TASK REQUIREMENTS
Return the lines beginning at the one that contains "Extract all readable text from this page." and running to the end of the records, exactly and with nothing else. Omit pictures.

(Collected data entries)
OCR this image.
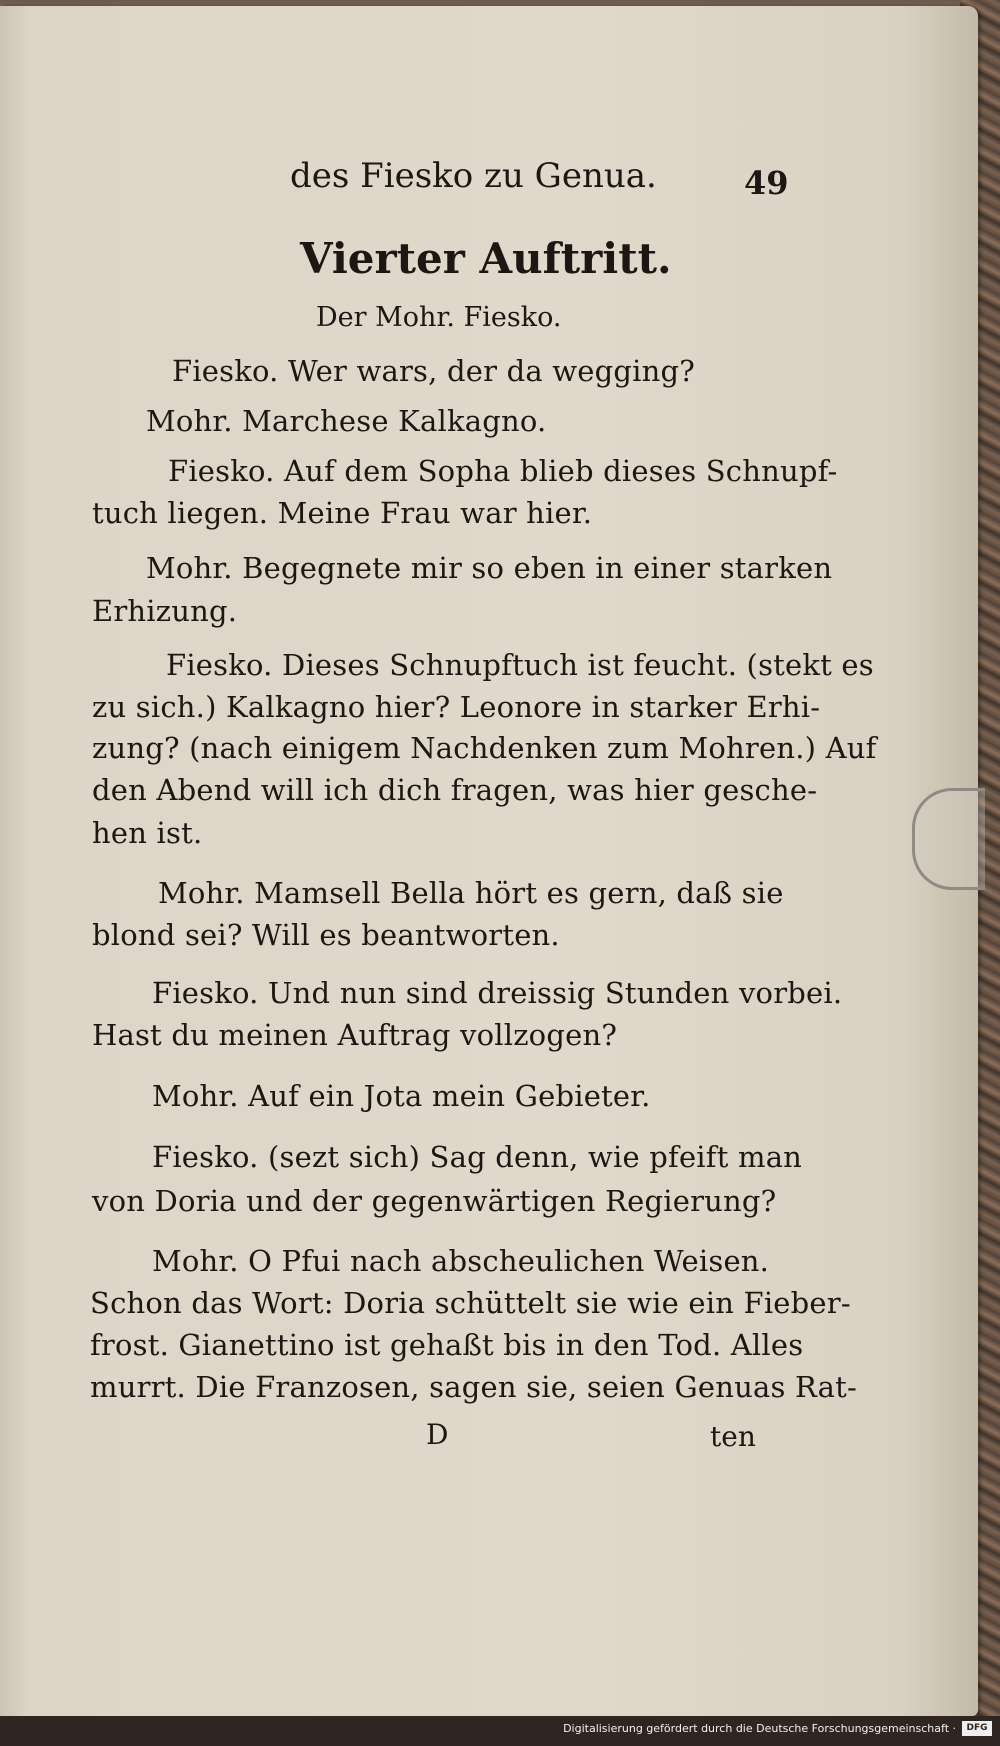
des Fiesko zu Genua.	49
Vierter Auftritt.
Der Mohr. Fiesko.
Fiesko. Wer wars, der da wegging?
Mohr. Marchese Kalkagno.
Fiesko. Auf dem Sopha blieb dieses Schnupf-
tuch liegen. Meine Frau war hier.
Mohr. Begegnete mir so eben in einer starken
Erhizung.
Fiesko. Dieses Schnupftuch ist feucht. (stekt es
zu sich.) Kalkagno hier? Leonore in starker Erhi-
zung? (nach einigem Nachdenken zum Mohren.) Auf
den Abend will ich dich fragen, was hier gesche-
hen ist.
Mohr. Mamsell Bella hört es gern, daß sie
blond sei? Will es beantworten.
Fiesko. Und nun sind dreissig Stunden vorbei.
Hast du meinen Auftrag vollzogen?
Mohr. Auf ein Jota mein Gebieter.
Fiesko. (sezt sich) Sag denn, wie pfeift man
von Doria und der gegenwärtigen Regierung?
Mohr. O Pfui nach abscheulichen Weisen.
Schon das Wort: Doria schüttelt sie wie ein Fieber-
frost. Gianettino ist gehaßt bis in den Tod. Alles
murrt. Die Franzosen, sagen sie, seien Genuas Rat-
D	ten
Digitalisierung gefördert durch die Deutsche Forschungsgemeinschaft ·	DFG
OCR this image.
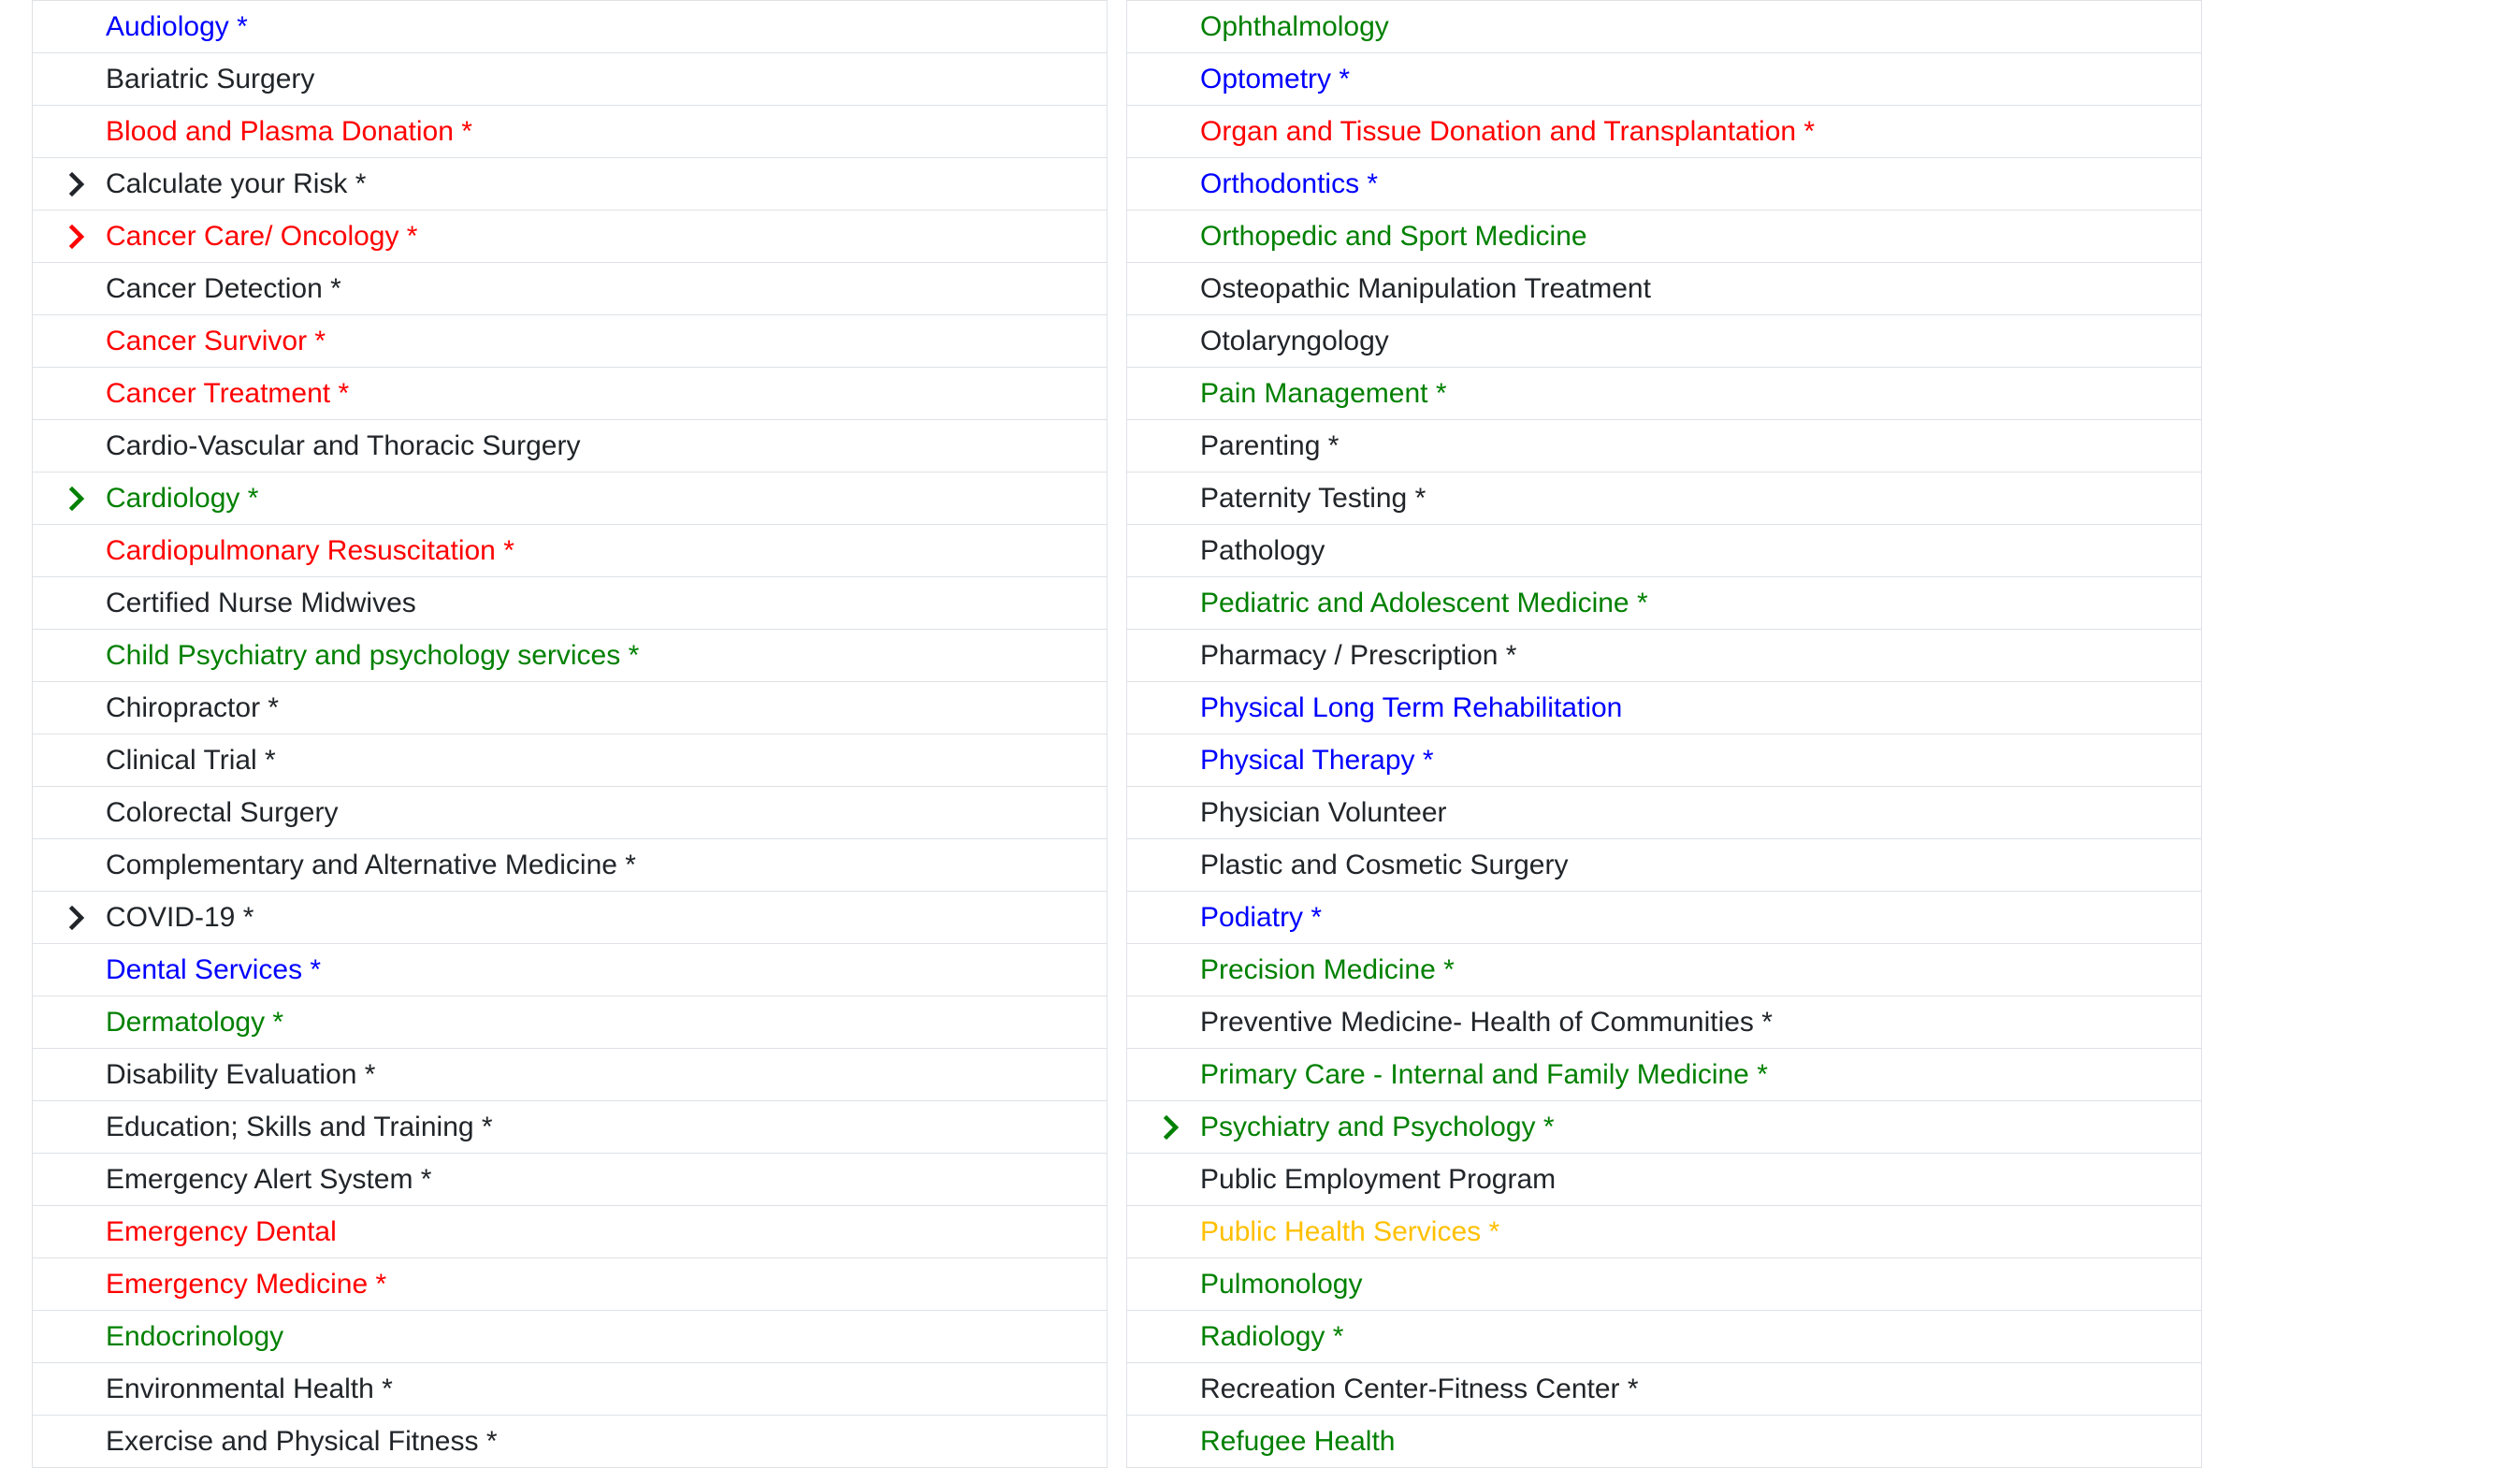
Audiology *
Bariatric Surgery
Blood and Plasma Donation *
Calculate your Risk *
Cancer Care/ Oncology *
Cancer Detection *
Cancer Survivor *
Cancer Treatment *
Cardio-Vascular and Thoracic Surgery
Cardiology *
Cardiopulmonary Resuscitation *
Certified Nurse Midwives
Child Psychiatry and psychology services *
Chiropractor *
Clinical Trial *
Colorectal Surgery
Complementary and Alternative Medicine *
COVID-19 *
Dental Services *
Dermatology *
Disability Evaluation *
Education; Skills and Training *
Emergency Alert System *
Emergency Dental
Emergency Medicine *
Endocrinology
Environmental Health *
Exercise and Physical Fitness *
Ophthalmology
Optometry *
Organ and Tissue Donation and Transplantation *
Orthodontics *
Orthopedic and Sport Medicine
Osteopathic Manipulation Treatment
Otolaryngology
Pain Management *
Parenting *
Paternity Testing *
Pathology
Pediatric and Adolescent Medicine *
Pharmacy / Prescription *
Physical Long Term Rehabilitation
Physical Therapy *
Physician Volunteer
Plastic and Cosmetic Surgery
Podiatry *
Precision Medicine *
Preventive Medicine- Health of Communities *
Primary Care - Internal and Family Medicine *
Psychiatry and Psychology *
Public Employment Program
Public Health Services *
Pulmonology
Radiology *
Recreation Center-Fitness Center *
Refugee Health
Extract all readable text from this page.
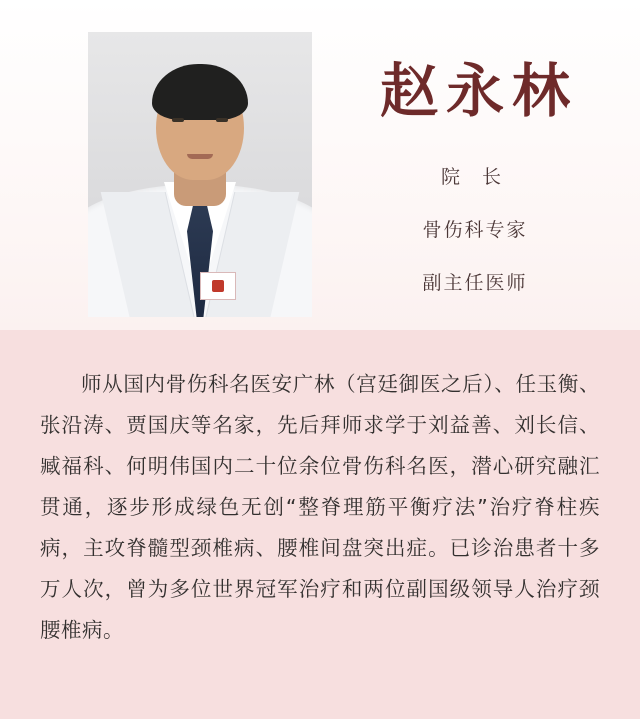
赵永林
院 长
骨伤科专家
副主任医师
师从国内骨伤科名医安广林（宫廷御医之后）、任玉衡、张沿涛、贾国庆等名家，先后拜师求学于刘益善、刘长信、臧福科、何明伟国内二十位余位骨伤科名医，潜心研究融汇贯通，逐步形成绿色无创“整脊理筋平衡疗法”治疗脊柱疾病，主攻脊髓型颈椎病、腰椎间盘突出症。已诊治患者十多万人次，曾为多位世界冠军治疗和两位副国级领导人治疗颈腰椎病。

SOLUTION FOR THIS TASK
Extract all readable text from this page.
赵永林
院 长
骨伤科专家
副主任医师
师从国内骨伤科名医安广林（宫廷御医之后）、任玉衡、张沿涛、贾国庆等名家，先后拜师求学于刘益善、刘长信、臧福科、何明伟国内二十位余位骨伤科名医，潜心研究融汇贯通，逐步形成绿色无创“整脊理筋平衡疗法”治疗脊柱疾病，主攻脊髓型颈椎病、腰椎间盘突出症。已诊治患者十多万人次，曾为多位世界冠军治疗和两位副国级领导人治疗颈腰椎病。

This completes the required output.